Transcribe the lines below verbatim, skipping the images.

START RECORDED DATA

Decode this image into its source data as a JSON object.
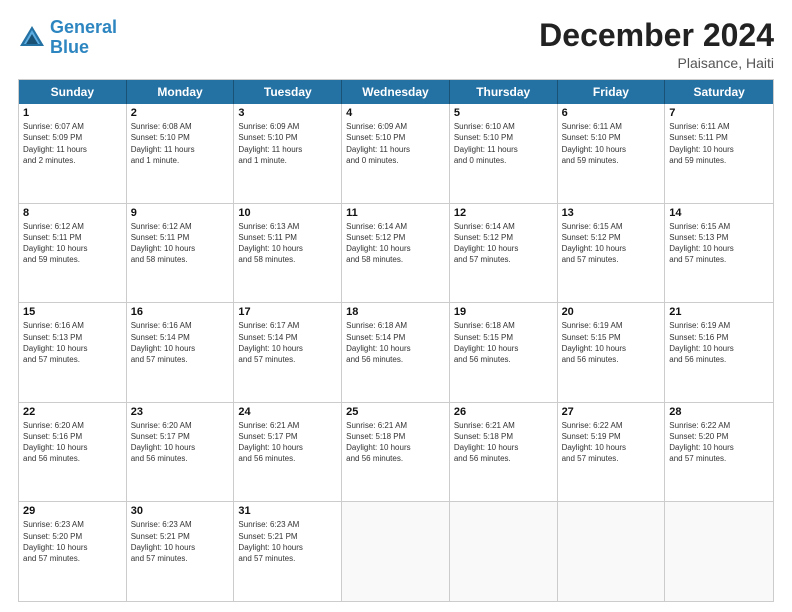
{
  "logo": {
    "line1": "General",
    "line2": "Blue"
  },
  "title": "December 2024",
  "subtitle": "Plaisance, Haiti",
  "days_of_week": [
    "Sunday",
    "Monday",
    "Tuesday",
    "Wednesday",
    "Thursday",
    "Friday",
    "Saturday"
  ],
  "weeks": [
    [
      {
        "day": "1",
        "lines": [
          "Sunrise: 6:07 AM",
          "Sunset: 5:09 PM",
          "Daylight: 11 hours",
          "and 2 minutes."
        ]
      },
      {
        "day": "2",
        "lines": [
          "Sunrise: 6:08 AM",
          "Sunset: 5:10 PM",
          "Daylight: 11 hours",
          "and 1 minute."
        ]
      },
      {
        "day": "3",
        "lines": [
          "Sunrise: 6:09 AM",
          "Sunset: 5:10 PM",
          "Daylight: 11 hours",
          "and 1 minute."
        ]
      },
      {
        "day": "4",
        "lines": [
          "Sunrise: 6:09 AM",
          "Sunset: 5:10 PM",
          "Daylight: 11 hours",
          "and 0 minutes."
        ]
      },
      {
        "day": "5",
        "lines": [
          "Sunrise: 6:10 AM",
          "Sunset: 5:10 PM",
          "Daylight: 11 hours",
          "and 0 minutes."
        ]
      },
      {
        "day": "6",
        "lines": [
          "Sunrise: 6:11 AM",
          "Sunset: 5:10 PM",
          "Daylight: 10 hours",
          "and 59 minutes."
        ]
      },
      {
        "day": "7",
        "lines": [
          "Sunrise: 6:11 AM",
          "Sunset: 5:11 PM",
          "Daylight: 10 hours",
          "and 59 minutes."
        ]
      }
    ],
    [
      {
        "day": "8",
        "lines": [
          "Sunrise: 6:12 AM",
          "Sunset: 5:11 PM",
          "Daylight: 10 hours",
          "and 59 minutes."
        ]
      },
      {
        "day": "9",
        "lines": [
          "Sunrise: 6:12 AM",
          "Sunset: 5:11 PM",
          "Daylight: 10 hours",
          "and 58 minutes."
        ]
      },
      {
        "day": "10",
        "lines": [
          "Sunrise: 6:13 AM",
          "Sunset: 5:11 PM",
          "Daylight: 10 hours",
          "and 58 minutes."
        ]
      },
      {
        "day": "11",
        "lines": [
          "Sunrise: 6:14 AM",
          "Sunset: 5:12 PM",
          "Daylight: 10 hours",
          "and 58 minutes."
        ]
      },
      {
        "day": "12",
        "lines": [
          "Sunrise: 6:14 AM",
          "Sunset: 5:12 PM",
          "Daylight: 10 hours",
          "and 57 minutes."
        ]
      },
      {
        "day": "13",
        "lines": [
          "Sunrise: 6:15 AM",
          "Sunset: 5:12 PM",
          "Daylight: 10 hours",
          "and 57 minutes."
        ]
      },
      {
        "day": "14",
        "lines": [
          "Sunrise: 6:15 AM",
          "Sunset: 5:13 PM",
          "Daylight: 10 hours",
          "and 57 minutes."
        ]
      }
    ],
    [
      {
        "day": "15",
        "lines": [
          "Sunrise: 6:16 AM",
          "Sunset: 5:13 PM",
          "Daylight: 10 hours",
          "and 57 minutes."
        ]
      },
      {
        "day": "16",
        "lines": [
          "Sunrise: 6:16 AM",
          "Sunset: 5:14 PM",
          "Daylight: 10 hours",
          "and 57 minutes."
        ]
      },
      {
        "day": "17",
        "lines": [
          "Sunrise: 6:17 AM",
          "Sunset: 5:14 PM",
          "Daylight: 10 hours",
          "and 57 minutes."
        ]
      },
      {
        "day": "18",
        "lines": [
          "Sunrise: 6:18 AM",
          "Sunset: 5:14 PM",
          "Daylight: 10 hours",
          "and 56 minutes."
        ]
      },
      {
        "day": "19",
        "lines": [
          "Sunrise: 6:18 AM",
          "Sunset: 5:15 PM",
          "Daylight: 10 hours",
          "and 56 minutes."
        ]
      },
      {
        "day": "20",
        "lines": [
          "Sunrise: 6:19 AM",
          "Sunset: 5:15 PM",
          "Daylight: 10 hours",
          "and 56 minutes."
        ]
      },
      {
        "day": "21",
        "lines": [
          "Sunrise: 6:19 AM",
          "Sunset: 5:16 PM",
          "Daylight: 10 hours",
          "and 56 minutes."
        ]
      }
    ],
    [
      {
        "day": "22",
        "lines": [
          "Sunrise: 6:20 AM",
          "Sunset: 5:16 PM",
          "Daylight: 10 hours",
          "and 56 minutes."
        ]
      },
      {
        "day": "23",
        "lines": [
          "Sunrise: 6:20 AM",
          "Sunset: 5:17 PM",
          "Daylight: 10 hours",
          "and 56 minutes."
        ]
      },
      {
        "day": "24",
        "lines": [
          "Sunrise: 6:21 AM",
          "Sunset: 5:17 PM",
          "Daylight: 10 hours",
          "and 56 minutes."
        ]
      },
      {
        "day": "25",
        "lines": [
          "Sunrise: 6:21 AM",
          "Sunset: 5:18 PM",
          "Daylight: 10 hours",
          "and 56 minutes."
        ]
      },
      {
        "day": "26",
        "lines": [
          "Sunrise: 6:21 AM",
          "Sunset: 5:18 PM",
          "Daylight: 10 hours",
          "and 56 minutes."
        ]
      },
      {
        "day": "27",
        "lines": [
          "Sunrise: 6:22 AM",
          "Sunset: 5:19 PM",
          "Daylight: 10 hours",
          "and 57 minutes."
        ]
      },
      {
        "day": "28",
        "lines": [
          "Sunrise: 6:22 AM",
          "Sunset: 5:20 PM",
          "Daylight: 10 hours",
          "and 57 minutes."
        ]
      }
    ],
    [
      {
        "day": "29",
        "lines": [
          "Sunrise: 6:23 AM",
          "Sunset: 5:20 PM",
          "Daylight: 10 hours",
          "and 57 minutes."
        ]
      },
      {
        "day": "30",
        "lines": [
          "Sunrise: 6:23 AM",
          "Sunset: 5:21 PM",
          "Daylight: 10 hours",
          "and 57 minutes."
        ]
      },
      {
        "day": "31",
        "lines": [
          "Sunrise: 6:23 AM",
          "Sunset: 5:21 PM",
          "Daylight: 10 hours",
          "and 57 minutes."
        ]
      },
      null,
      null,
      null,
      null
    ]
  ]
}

END RECORDED DATA

## ANSWER TO THE PROBLEM:
Decode this image into its source data as a JSON object.
{
  "logo": {
    "line1": "General",
    "line2": "Blue"
  },
  "title": "December 2024",
  "subtitle": "Plaisance, Haiti",
  "days_of_week": [
    "Sunday",
    "Monday",
    "Tuesday",
    "Wednesday",
    "Thursday",
    "Friday",
    "Saturday"
  ],
  "weeks": [
    [
      {
        "day": "1",
        "lines": [
          "Sunrise: 6:07 AM",
          "Sunset: 5:09 PM",
          "Daylight: 11 hours",
          "and 2 minutes."
        ]
      },
      {
        "day": "2",
        "lines": [
          "Sunrise: 6:08 AM",
          "Sunset: 5:10 PM",
          "Daylight: 11 hours",
          "and 1 minute."
        ]
      },
      {
        "day": "3",
        "lines": [
          "Sunrise: 6:09 AM",
          "Sunset: 5:10 PM",
          "Daylight: 11 hours",
          "and 1 minute."
        ]
      },
      {
        "day": "4",
        "lines": [
          "Sunrise: 6:09 AM",
          "Sunset: 5:10 PM",
          "Daylight: 11 hours",
          "and 0 minutes."
        ]
      },
      {
        "day": "5",
        "lines": [
          "Sunrise: 6:10 AM",
          "Sunset: 5:10 PM",
          "Daylight: 11 hours",
          "and 0 minutes."
        ]
      },
      {
        "day": "6",
        "lines": [
          "Sunrise: 6:11 AM",
          "Sunset: 5:10 PM",
          "Daylight: 10 hours",
          "and 59 minutes."
        ]
      },
      {
        "day": "7",
        "lines": [
          "Sunrise: 6:11 AM",
          "Sunset: 5:11 PM",
          "Daylight: 10 hours",
          "and 59 minutes."
        ]
      }
    ],
    [
      {
        "day": "8",
        "lines": [
          "Sunrise: 6:12 AM",
          "Sunset: 5:11 PM",
          "Daylight: 10 hours",
          "and 59 minutes."
        ]
      },
      {
        "day": "9",
        "lines": [
          "Sunrise: 6:12 AM",
          "Sunset: 5:11 PM",
          "Daylight: 10 hours",
          "and 58 minutes."
        ]
      },
      {
        "day": "10",
        "lines": [
          "Sunrise: 6:13 AM",
          "Sunset: 5:11 PM",
          "Daylight: 10 hours",
          "and 58 minutes."
        ]
      },
      {
        "day": "11",
        "lines": [
          "Sunrise: 6:14 AM",
          "Sunset: 5:12 PM",
          "Daylight: 10 hours",
          "and 58 minutes."
        ]
      },
      {
        "day": "12",
        "lines": [
          "Sunrise: 6:14 AM",
          "Sunset: 5:12 PM",
          "Daylight: 10 hours",
          "and 57 minutes."
        ]
      },
      {
        "day": "13",
        "lines": [
          "Sunrise: 6:15 AM",
          "Sunset: 5:12 PM",
          "Daylight: 10 hours",
          "and 57 minutes."
        ]
      },
      {
        "day": "14",
        "lines": [
          "Sunrise: 6:15 AM",
          "Sunset: 5:13 PM",
          "Daylight: 10 hours",
          "and 57 minutes."
        ]
      }
    ],
    [
      {
        "day": "15",
        "lines": [
          "Sunrise: 6:16 AM",
          "Sunset: 5:13 PM",
          "Daylight: 10 hours",
          "and 57 minutes."
        ]
      },
      {
        "day": "16",
        "lines": [
          "Sunrise: 6:16 AM",
          "Sunset: 5:14 PM",
          "Daylight: 10 hours",
          "and 57 minutes."
        ]
      },
      {
        "day": "17",
        "lines": [
          "Sunrise: 6:17 AM",
          "Sunset: 5:14 PM",
          "Daylight: 10 hours",
          "and 57 minutes."
        ]
      },
      {
        "day": "18",
        "lines": [
          "Sunrise: 6:18 AM",
          "Sunset: 5:14 PM",
          "Daylight: 10 hours",
          "and 56 minutes."
        ]
      },
      {
        "day": "19",
        "lines": [
          "Sunrise: 6:18 AM",
          "Sunset: 5:15 PM",
          "Daylight: 10 hours",
          "and 56 minutes."
        ]
      },
      {
        "day": "20",
        "lines": [
          "Sunrise: 6:19 AM",
          "Sunset: 5:15 PM",
          "Daylight: 10 hours",
          "and 56 minutes."
        ]
      },
      {
        "day": "21",
        "lines": [
          "Sunrise: 6:19 AM",
          "Sunset: 5:16 PM",
          "Daylight: 10 hours",
          "and 56 minutes."
        ]
      }
    ],
    [
      {
        "day": "22",
        "lines": [
          "Sunrise: 6:20 AM",
          "Sunset: 5:16 PM",
          "Daylight: 10 hours",
          "and 56 minutes."
        ]
      },
      {
        "day": "23",
        "lines": [
          "Sunrise: 6:20 AM",
          "Sunset: 5:17 PM",
          "Daylight: 10 hours",
          "and 56 minutes."
        ]
      },
      {
        "day": "24",
        "lines": [
          "Sunrise: 6:21 AM",
          "Sunset: 5:17 PM",
          "Daylight: 10 hours",
          "and 56 minutes."
        ]
      },
      {
        "day": "25",
        "lines": [
          "Sunrise: 6:21 AM",
          "Sunset: 5:18 PM",
          "Daylight: 10 hours",
          "and 56 minutes."
        ]
      },
      {
        "day": "26",
        "lines": [
          "Sunrise: 6:21 AM",
          "Sunset: 5:18 PM",
          "Daylight: 10 hours",
          "and 56 minutes."
        ]
      },
      {
        "day": "27",
        "lines": [
          "Sunrise: 6:22 AM",
          "Sunset: 5:19 PM",
          "Daylight: 10 hours",
          "and 57 minutes."
        ]
      },
      {
        "day": "28",
        "lines": [
          "Sunrise: 6:22 AM",
          "Sunset: 5:20 PM",
          "Daylight: 10 hours",
          "and 57 minutes."
        ]
      }
    ],
    [
      {
        "day": "29",
        "lines": [
          "Sunrise: 6:23 AM",
          "Sunset: 5:20 PM",
          "Daylight: 10 hours",
          "and 57 minutes."
        ]
      },
      {
        "day": "30",
        "lines": [
          "Sunrise: 6:23 AM",
          "Sunset: 5:21 PM",
          "Daylight: 10 hours",
          "and 57 minutes."
        ]
      },
      {
        "day": "31",
        "lines": [
          "Sunrise: 6:23 AM",
          "Sunset: 5:21 PM",
          "Daylight: 10 hours",
          "and 57 minutes."
        ]
      },
      null,
      null,
      null,
      null
    ]
  ]
}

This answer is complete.